GOAL: Take the data that follows and retype it word for word.
━━━━
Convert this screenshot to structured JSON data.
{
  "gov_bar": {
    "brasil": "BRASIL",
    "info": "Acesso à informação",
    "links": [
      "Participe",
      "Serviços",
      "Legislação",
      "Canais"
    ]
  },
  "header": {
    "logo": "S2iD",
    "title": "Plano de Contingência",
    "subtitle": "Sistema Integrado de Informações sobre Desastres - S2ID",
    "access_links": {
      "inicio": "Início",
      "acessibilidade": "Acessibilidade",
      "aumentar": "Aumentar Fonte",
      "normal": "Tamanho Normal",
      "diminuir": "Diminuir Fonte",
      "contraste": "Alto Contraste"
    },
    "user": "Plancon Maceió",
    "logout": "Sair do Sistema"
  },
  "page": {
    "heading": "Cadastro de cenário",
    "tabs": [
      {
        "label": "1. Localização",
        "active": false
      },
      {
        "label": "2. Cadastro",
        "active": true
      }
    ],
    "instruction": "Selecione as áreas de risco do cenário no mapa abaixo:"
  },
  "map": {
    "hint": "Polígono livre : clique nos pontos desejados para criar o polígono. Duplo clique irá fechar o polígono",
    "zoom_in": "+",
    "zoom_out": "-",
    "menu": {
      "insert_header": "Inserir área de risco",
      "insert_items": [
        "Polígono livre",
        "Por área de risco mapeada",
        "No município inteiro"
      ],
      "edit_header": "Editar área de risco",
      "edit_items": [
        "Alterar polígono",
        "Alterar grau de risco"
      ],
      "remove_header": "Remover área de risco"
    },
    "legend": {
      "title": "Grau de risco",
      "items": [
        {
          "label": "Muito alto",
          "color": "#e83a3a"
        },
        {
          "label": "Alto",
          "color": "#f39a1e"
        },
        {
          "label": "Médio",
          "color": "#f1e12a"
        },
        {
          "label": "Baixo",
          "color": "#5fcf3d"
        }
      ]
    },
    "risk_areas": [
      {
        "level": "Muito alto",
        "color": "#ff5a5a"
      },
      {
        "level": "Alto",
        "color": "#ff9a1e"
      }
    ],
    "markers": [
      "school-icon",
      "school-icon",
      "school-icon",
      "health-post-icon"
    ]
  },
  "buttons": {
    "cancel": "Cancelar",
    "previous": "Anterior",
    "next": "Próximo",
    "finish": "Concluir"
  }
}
━━━━
FULL OUTPUT:
Convert this screenshot to structured JSON data.
{
  "gov_bar": {
    "brasil": "BRASIL",
    "info": "Acesso à informação",
    "links": [
      "Participe",
      "Serviços",
      "Legislação",
      "Canais"
    ]
  },
  "header": {
    "logo": "S2iD",
    "title": "Plano de Contingência",
    "subtitle": "Sistema Integrado de Informações sobre Desastres - S2ID",
    "access_links": {
      "inicio": "Início",
      "acessibilidade": "Acessibilidade",
      "aumentar": "Aumentar Fonte",
      "normal": "Tamanho Normal",
      "diminuir": "Diminuir Fonte",
      "contraste": "Alto Contraste"
    },
    "user": "Plancon Maceió",
    "logout": "Sair do Sistema"
  },
  "page": {
    "heading": "Cadastro de cenário",
    "tabs": [
      {
        "label": "1. Localização",
        "active": false
      },
      {
        "label": "2. Cadastro",
        "active": true
      }
    ],
    "instruction": "Selecione as áreas de risco do cenário no mapa abaixo:"
  },
  "map": {
    "hint": "Polígono livre : clique nos pontos desejados para criar o polígono. Duplo clique irá fechar o polígono",
    "zoom_in": "+",
    "zoom_out": "-",
    "menu": {
      "insert_header": "Inserir área de risco",
      "insert_items": [
        "Polígono livre",
        "Por área de risco mapeada",
        "No município inteiro"
      ],
      "edit_header": "Editar área de risco",
      "edit_items": [
        "Alterar polígono",
        "Alterar grau de risco"
      ],
      "remove_header": "Remover área de risco"
    },
    "legend": {
      "title": "Grau de risco",
      "items": [
        {
          "label": "Muito alto",
          "color": "#e83a3a"
        },
        {
          "label": "Alto",
          "color": "#f39a1e"
        },
        {
          "label": "Médio",
          "color": "#f1e12a"
        },
        {
          "label": "Baixo",
          "color": "#5fcf3d"
        }
      ]
    },
    "risk_areas": [
      {
        "level": "Muito alto",
        "color": "#ff5a5a"
      },
      {
        "level": "Alto",
        "color": "#ff9a1e"
      }
    ],
    "markers": [
      "school-icon",
      "school-icon",
      "school-icon",
      "health-post-icon"
    ]
  },
  "buttons": {
    "cancel": "Cancelar",
    "previous": "Anterior",
    "next": "Próximo",
    "finish": "Concluir"
  }
}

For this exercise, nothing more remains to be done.